AIM OF THE TASK
Set each entry down verbatim, omitting images.

EXCERPTED DATA
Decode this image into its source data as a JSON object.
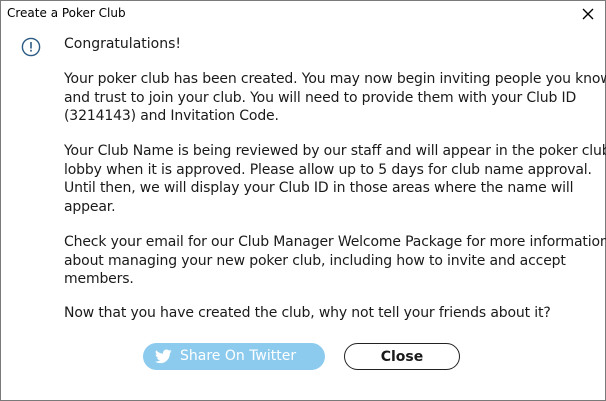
{
  "window": {
    "title": "Create a Poker Club",
    "close_glyph": "×"
  },
  "message": {
    "heading": "Congratulations!",
    "paragraphs": [
      {
        "lines": [
          "Your poker club has been created. You may now begin inviting people you know",
          "and trust to join your club. You will need to provide them with your Club ID",
          "(3214143) and Invitation Code."
        ]
      },
      {
        "lines": [
          "Your Club Name is being reviewed by our staff and will appear in the poker club",
          "lobby when it is approved. Please allow up to 5 days for club name approval.",
          "Until then, we will display your Club ID in those areas where the name will",
          "appear."
        ]
      },
      {
        "lines": [
          "Check your email for our Club Manager Welcome Package for more information",
          "about managing your new poker club, including how to invite and accept",
          "members."
        ]
      },
      {
        "lines": [
          "Now that you have created the club, why not tell your friends about it?"
        ]
      }
    ]
  },
  "buttons": {
    "share_label": "Share On Twitter",
    "close_label": "Close"
  },
  "icons": {
    "info": "info-icon",
    "twitter": "twitter-bird-icon",
    "close": "close-icon"
  },
  "colors": {
    "twitter_button": "#8ccbee",
    "info_icon": "#2b5b84",
    "text": "#1a1a1a"
  }
}
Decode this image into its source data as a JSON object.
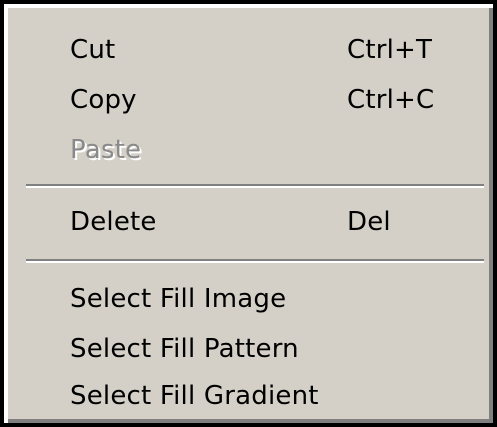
{
  "context_menu": {
    "groups": [
      {
        "items": [
          {
            "label": "Cut",
            "shortcut": "Ctrl+T",
            "enabled": true
          },
          {
            "label": "Copy",
            "shortcut": "Ctrl+C",
            "enabled": true
          },
          {
            "label": "Paste",
            "shortcut": "",
            "enabled": false
          }
        ]
      },
      {
        "items": [
          {
            "label": "Delete",
            "shortcut": "Del",
            "enabled": true
          }
        ]
      },
      {
        "items": [
          {
            "label": "Select Fill Image",
            "shortcut": "",
            "enabled": true
          },
          {
            "label": "Select Fill Pattern",
            "shortcut": "",
            "enabled": true
          },
          {
            "label": "Select Fill Gradient",
            "shortcut": "",
            "enabled": true
          }
        ]
      }
    ],
    "colors": {
      "background": "#d4d0c8",
      "text": "#000000",
      "disabled_text": "#8a8a8a",
      "frame": "#000000"
    }
  }
}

RESULT OF THIS TASK
Decode this image into its source data as a JSON object.
{
  "window": {
    "title": "Create a Poker Club",
    "close_glyph": "×"
  },
  "message": {
    "heading": "Congratulations!",
    "paragraphs": [
      {
        "lines": [
          "Your poker club has been created. You may now begin inviting people you know",
          "and trust to join your club. You will need to provide them with your Club ID",
          "(3214143) and Invitation Code."
        ]
      },
      {
        "lines": [
          "Your Club Name is being reviewed by our staff and will appear in the poker club",
          "lobby when it is approved. Please allow up to 5 days for club name approval.",
          "Until then, we will display your Club ID in those areas where the name will",
          "appear."
        ]
      },
      {
        "lines": [
          "Check your email for our Club Manager Welcome Package for more information",
          "about managing your new poker club, including how to invite and accept",
          "members."
        ]
      },
      {
        "lines": [
          "Now that you have created the club, why not tell your friends about it?"
        ]
      }
    ]
  },
  "buttons": {
    "share_label": "Share On Twitter",
    "close_label": "Close"
  },
  "icons": {
    "info": "info-icon",
    "twitter": "twitter-bird-icon",
    "close": "close-icon"
  },
  "colors": {
    "twitter_button": "#8ccbee",
    "info_icon": "#2b5b84",
    "text": "#1a1a1a"
  }
}
Decode this image into its source data as a JSON object.
{
  "context_menu": {
    "groups": [
      {
        "items": [
          {
            "label": "Cut",
            "shortcut": "Ctrl+T",
            "enabled": true
          },
          {
            "label": "Copy",
            "shortcut": "Ctrl+C",
            "enabled": true
          },
          {
            "label": "Paste",
            "shortcut": "",
            "enabled": false
          }
        ]
      },
      {
        "items": [
          {
            "label": "Delete",
            "shortcut": "Del",
            "enabled": true
          }
        ]
      },
      {
        "items": [
          {
            "label": "Select Fill Image",
            "shortcut": "",
            "enabled": true
          },
          {
            "label": "Select Fill Pattern",
            "shortcut": "",
            "enabled": true
          },
          {
            "label": "Select Fill Gradient",
            "shortcut": "",
            "enabled": true
          }
        ]
      }
    ],
    "colors": {
      "background": "#d4d0c8",
      "text": "#000000",
      "disabled_text": "#8a8a8a",
      "frame": "#000000"
    }
  }
}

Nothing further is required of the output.